For this exercise, copy out each line of the material below that includes "действия".
>> BEGIN INPUT ROWS
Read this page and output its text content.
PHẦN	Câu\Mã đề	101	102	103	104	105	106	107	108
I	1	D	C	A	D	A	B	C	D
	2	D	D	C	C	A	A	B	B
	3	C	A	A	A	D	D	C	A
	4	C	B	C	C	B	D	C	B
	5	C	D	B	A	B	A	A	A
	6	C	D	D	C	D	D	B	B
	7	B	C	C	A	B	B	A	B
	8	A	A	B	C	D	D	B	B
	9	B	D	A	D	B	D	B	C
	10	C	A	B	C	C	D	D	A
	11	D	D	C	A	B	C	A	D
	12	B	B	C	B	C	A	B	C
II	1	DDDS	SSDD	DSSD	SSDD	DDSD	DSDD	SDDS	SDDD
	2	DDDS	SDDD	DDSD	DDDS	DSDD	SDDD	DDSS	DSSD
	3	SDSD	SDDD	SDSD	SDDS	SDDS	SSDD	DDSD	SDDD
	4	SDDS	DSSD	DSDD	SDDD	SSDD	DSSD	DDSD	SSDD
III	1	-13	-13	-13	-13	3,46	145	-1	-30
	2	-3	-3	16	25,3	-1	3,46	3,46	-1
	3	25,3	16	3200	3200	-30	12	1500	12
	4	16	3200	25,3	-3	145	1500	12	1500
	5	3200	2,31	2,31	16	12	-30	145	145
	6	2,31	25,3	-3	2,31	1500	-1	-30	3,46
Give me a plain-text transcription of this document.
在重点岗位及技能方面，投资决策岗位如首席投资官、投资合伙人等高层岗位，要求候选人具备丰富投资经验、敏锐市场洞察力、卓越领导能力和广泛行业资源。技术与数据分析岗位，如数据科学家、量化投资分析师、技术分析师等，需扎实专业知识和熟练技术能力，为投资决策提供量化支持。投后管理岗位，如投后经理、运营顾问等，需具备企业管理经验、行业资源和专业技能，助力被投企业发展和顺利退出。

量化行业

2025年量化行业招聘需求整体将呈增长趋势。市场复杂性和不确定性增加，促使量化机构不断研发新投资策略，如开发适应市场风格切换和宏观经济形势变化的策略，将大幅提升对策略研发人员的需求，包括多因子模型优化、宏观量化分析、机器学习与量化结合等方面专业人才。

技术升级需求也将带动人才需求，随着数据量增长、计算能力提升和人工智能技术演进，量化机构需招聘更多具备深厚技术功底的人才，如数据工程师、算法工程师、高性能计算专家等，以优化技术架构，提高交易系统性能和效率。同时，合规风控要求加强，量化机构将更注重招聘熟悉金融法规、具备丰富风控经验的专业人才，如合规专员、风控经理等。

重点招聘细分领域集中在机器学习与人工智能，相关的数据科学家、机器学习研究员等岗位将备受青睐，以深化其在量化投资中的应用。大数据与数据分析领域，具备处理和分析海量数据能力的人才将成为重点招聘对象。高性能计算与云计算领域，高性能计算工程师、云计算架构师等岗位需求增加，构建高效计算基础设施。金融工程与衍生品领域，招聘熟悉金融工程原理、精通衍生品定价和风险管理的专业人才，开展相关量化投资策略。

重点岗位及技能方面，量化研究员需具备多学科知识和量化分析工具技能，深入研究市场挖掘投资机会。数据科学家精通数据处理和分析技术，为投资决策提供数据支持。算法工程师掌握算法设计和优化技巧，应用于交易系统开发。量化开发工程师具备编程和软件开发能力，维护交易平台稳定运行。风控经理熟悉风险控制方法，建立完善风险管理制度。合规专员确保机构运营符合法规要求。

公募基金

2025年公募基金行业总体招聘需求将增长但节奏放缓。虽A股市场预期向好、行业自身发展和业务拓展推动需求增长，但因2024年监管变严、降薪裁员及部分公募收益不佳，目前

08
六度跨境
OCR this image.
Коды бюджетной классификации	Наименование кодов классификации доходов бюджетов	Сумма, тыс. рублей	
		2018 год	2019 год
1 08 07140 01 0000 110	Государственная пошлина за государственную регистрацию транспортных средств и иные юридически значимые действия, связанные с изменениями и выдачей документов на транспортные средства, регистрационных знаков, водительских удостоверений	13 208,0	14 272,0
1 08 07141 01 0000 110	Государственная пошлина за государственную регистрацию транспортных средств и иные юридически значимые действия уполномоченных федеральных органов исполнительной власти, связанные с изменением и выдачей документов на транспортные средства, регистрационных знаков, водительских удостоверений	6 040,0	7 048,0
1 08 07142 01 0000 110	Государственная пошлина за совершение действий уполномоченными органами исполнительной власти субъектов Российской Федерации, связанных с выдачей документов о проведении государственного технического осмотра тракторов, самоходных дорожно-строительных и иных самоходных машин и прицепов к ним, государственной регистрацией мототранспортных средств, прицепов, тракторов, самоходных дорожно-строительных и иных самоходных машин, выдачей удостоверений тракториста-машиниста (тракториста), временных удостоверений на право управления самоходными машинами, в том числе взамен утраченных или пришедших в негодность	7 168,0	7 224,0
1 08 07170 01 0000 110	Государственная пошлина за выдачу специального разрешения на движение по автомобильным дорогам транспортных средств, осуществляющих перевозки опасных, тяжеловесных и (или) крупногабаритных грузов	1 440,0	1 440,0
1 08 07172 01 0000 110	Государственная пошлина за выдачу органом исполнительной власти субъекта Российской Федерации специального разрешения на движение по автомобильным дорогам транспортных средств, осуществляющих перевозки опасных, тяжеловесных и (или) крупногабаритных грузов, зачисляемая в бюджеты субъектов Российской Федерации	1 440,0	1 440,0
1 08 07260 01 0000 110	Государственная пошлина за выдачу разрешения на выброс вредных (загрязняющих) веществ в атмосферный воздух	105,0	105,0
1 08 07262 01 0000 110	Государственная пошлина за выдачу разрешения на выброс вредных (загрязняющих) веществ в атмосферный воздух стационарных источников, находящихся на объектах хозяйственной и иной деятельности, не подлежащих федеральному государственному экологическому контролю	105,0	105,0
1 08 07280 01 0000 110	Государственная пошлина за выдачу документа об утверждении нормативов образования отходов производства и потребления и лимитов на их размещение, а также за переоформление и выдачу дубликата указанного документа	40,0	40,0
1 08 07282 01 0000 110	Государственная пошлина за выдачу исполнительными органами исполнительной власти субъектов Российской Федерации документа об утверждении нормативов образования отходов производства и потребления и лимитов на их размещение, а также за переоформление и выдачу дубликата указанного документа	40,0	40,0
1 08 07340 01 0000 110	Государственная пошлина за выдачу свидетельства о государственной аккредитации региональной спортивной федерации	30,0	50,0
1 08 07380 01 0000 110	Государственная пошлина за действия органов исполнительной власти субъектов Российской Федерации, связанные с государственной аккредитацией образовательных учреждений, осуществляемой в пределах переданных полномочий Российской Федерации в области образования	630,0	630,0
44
>> END INPUT ROWS
- [SOLVED EXERCISE]:
1 08 07140 01 0000 110	Государственная пошлина за государственную регистрацию транспортных средств и иные юридически значимые действия, связанные с изменениями и выдачей документов на транспортные средства, регистрационных знаков, водительских удостоверений	13 208,0	14 272,0
1 08 07141 01 0000 110	Государственная пошлина за государственную регистрацию транспортных средств и иные юридически значимые действия уполномоченных федеральных органов исполнительной власти, связанные с изменением и выдачей документов на транспортные средства, регистрационных знаков, водительских удостоверений	6 040,0	7 048,0
1 08 07380 01 0000 110	Государственная пошлина за действия органов исполнительной власти субъектов Российской Федерации, связанные с государственной аккредитацией образовательных учреждений, осуществляемой в пределах переданных полномочий Российской Федерации в области образования	630,0	630,0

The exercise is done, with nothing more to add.